- RECORDS TO PROCESS
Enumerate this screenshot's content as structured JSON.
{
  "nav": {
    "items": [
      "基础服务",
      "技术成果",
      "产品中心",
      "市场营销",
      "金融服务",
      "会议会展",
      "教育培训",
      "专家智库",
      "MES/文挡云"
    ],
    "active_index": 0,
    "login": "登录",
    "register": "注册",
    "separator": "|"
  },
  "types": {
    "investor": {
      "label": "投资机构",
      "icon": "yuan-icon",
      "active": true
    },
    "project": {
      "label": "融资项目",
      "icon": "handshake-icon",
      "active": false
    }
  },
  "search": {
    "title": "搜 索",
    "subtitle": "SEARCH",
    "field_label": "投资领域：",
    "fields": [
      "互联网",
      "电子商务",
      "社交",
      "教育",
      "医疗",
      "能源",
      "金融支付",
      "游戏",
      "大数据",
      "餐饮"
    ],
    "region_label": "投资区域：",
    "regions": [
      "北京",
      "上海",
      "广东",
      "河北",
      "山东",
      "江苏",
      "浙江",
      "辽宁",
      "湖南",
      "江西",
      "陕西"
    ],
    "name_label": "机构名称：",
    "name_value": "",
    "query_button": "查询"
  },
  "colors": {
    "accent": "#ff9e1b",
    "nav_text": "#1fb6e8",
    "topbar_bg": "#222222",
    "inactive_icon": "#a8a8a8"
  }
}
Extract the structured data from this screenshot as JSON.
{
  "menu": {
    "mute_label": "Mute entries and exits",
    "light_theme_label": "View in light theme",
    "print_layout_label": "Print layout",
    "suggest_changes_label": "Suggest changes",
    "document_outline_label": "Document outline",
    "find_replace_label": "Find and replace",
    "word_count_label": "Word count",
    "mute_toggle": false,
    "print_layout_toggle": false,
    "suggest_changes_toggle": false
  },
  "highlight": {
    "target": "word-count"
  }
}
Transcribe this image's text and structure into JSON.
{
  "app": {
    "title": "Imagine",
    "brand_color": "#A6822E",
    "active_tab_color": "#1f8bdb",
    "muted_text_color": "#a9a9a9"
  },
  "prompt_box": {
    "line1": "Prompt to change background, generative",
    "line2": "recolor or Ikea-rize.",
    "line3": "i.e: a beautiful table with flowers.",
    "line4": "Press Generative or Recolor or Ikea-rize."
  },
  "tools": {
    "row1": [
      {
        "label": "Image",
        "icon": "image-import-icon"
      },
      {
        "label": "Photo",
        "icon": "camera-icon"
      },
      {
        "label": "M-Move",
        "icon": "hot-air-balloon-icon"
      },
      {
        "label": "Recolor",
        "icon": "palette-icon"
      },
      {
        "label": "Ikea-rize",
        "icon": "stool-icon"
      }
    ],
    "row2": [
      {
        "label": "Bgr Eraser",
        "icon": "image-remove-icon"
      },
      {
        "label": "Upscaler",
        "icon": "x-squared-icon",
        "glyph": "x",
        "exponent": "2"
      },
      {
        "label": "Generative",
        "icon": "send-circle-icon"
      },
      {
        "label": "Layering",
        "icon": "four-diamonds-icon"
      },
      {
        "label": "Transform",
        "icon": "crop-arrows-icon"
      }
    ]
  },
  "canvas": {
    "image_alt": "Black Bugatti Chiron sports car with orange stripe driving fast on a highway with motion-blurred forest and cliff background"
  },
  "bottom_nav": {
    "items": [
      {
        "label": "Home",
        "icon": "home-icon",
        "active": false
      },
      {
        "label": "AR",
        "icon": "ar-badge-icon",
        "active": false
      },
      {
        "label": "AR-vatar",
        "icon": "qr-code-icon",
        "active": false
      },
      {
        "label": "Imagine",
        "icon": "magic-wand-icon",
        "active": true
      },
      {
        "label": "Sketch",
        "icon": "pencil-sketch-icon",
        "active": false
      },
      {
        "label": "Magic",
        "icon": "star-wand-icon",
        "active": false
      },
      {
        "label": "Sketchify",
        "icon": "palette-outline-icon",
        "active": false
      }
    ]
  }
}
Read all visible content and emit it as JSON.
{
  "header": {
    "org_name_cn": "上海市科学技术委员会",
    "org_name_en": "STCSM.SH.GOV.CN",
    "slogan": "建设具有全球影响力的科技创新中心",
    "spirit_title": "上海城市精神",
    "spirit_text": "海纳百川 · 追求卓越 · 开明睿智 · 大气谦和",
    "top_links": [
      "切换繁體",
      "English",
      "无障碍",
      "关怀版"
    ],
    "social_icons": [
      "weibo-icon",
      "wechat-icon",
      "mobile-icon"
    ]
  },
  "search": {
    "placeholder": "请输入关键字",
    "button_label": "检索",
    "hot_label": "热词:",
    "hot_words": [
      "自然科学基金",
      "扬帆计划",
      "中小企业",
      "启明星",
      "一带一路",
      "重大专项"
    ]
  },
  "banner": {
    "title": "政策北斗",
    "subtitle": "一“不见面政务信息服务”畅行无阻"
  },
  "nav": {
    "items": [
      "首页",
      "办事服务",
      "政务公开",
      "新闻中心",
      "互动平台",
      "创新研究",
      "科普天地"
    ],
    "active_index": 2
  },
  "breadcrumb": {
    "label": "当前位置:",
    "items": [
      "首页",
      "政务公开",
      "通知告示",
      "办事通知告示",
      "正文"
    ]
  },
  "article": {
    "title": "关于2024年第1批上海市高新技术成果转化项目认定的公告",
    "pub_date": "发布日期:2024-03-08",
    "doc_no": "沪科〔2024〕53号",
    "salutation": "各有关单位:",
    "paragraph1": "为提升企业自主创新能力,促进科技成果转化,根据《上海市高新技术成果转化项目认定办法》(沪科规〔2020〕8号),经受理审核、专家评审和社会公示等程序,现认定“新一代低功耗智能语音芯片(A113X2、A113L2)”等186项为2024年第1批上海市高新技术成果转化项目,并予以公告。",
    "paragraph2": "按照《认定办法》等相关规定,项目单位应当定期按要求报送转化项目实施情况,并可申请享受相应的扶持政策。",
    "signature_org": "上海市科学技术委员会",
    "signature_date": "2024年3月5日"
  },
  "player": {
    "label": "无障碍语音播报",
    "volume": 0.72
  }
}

- WRITTEN REQUEST
All lines of the data above that include the word "with" must be shown.

- RESULT
    "line3": "i.e: a beautiful table with flowers.",
    "image_alt": "Black Bugatti Chiron sports car with orange stripe driving fast on a highway with motion-blurred forest and cliff background"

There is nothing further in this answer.